Output only the span of lines that begins at the line containing "Give me the" and ends at the last line of the data, both included, exactly as they appear.

THE INPUT:
-=-=-

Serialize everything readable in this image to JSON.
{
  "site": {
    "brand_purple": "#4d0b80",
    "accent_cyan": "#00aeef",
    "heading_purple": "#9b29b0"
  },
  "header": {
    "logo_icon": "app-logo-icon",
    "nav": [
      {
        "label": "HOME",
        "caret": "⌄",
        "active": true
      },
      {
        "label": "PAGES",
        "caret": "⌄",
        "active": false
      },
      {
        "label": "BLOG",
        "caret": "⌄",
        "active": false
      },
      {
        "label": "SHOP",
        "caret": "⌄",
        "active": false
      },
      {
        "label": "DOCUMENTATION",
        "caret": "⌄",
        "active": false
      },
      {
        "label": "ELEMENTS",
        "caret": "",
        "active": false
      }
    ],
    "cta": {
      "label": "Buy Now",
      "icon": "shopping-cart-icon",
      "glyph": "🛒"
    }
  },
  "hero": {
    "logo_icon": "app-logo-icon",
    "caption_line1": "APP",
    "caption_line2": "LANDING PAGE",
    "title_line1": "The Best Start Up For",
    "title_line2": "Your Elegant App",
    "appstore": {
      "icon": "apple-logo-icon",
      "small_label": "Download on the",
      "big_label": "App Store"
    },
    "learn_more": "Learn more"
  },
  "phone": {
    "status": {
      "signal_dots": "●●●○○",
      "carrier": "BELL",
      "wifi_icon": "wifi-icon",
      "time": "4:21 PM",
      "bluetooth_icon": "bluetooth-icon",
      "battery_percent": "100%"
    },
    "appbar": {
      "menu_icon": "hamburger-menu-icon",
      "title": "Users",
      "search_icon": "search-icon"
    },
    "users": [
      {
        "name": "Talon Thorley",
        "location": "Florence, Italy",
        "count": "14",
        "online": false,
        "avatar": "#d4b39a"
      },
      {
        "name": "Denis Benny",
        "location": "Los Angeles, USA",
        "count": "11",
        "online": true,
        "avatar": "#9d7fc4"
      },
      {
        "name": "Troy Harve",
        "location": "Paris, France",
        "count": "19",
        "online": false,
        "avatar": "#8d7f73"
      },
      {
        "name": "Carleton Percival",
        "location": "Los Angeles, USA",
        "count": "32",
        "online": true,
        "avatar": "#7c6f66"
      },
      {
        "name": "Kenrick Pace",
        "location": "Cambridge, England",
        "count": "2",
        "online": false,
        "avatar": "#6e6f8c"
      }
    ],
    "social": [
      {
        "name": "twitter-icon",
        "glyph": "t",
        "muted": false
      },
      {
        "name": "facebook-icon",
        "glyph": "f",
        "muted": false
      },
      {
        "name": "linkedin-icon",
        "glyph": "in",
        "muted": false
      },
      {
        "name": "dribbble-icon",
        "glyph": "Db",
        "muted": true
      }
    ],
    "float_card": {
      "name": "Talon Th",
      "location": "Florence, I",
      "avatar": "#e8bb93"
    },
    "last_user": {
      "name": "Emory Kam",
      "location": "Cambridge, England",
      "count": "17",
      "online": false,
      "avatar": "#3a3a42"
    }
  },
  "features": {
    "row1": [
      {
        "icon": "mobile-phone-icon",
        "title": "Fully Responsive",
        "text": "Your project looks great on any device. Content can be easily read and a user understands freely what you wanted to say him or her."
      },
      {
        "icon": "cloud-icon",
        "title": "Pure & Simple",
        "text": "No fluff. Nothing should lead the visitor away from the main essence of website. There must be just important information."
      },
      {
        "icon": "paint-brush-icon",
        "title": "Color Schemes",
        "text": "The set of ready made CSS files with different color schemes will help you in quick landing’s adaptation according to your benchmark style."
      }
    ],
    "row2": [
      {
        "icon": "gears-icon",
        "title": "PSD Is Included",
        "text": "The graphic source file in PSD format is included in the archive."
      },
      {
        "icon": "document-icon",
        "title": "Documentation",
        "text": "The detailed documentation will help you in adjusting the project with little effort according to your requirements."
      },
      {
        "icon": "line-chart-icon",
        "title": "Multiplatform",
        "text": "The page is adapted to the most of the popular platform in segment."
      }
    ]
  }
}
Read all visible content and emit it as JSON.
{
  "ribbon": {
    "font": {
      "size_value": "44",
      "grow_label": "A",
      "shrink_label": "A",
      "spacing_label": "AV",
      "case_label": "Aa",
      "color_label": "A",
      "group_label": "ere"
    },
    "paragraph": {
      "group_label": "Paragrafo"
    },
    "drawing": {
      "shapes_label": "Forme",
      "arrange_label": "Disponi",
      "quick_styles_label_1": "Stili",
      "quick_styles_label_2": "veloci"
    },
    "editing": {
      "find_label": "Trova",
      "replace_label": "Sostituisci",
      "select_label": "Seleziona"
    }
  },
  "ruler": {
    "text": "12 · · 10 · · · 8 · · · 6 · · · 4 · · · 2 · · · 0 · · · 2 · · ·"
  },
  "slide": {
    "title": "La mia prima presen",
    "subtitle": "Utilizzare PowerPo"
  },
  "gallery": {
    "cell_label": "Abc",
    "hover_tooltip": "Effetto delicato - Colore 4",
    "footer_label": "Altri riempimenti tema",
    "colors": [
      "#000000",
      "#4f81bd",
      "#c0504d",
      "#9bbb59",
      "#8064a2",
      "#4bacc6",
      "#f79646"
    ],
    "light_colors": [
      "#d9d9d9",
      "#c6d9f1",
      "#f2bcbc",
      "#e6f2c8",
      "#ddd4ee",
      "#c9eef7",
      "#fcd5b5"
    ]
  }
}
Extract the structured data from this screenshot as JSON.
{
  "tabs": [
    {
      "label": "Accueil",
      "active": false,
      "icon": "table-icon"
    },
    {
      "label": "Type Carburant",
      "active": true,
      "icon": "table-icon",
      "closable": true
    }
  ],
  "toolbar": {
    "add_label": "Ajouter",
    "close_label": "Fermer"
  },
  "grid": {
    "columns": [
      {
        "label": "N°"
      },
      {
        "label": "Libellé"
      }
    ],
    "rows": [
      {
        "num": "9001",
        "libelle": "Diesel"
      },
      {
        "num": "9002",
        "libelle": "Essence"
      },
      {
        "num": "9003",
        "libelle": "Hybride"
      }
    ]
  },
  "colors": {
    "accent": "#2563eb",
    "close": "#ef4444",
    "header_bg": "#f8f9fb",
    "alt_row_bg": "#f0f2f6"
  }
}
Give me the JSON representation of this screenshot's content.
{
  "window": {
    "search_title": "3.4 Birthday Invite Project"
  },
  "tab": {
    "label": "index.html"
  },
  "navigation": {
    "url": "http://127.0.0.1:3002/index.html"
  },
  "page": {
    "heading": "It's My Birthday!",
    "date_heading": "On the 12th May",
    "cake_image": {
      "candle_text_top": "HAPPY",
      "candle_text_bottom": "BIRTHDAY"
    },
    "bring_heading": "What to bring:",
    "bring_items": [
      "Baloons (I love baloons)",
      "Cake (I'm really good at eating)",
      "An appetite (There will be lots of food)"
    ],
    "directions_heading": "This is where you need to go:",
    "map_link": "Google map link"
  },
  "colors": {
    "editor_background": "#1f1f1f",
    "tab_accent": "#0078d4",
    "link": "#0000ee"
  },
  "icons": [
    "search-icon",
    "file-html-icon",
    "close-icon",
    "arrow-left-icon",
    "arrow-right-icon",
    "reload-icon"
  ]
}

-=-=-

ANSWER IN FULL:
Give me the JSON representation of this screenshot's content.
{
  "window": {
    "search_title": "3.4 Birthday Invite Project"
  },
  "tab": {
    "label": "index.html"
  },
  "navigation": {
    "url": "http://127.0.0.1:3002/index.html"
  },
  "page": {
    "heading": "It's My Birthday!",
    "date_heading": "On the 12th May",
    "cake_image": {
      "candle_text_top": "HAPPY",
      "candle_text_bottom": "BIRTHDAY"
    },
    "bring_heading": "What to bring:",
    "bring_items": [
      "Baloons (I love baloons)",
      "Cake (I'm really good at eating)",
      "An appetite (There will be lots of food)"
    ],
    "directions_heading": "This is where you need to go:",
    "map_link": "Google map link"
  },
  "colors": {
    "editor_background": "#1f1f1f",
    "tab_accent": "#0078d4",
    "link": "#0000ee"
  },
  "icons": [
    "search-icon",
    "file-html-icon",
    "close-icon",
    "arrow-left-icon",
    "arrow-right-icon",
    "reload-icon"
  ]
}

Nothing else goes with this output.